__Figure data in JSON__:
==============================
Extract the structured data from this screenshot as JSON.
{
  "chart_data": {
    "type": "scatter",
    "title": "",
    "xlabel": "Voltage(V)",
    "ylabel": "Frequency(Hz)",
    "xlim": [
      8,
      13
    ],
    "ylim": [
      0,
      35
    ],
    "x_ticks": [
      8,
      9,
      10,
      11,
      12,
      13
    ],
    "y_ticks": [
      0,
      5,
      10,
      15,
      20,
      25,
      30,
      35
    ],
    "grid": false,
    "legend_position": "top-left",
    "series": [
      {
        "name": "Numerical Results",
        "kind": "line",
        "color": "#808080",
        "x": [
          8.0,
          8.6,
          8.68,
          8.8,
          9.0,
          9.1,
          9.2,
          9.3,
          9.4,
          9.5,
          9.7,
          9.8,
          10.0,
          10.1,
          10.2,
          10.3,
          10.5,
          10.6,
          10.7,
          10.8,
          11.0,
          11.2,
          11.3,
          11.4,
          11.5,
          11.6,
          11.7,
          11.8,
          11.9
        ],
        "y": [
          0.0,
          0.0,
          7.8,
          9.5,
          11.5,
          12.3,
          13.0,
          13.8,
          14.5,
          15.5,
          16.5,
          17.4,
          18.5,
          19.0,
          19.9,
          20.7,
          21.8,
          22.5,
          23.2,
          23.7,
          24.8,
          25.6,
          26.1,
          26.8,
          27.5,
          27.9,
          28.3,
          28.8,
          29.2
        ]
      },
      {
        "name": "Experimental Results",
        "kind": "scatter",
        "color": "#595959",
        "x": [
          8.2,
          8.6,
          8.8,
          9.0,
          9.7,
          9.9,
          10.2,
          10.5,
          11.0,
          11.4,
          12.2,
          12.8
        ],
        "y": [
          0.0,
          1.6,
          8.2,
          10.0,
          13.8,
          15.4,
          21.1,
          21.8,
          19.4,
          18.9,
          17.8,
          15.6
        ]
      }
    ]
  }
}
==============================
__WHAT THE EXERCISE ASKS__: Restate the data above exactly, keeping each word as it stands.

__OUTPUT__:
Extract the structured data from this screenshot as JSON.
{
  "chart_data": {
    "type": "scatter",
    "title": "",
    "xlabel": "Voltage(V)",
    "ylabel": "Frequency(Hz)",
    "xlim": [
      8,
      13
    ],
    "ylim": [
      0,
      35
    ],
    "x_ticks": [
      8,
      9,
      10,
      11,
      12,
      13
    ],
    "y_ticks": [
      0,
      5,
      10,
      15,
      20,
      25,
      30,
      35
    ],
    "grid": false,
    "legend_position": "top-left",
    "series": [
      {
        "name": "Numerical Results",
        "kind": "line",
        "color": "#808080",
        "x": [
          8.0,
          8.6,
          8.68,
          8.8,
          9.0,
          9.1,
          9.2,
          9.3,
          9.4,
          9.5,
          9.7,
          9.8,
          10.0,
          10.1,
          10.2,
          10.3,
          10.5,
          10.6,
          10.7,
          10.8,
          11.0,
          11.2,
          11.3,
          11.4,
          11.5,
          11.6,
          11.7,
          11.8,
          11.9
        ],
        "y": [
          0.0,
          0.0,
          7.8,
          9.5,
          11.5,
          12.3,
          13.0,
          13.8,
          14.5,
          15.5,
          16.5,
          17.4,
          18.5,
          19.0,
          19.9,
          20.7,
          21.8,
          22.5,
          23.2,
          23.7,
          24.8,
          25.6,
          26.1,
          26.8,
          27.5,
          27.9,
          28.3,
          28.8,
          29.2
        ]
      },
      {
        "name": "Experimental Results",
        "kind": "scatter",
        "color": "#595959",
        "x": [
          8.2,
          8.6,
          8.8,
          9.0,
          9.7,
          9.9,
          10.2,
          10.5,
          11.0,
          11.4,
          12.2,
          12.8
        ],
        "y": [
          0.0,
          1.6,
          8.2,
          10.0,
          13.8,
          15.4,
          21.1,
          21.8,
          19.4,
          18.9,
          17.8,
          15.6
        ]
      }
    ]
  }
}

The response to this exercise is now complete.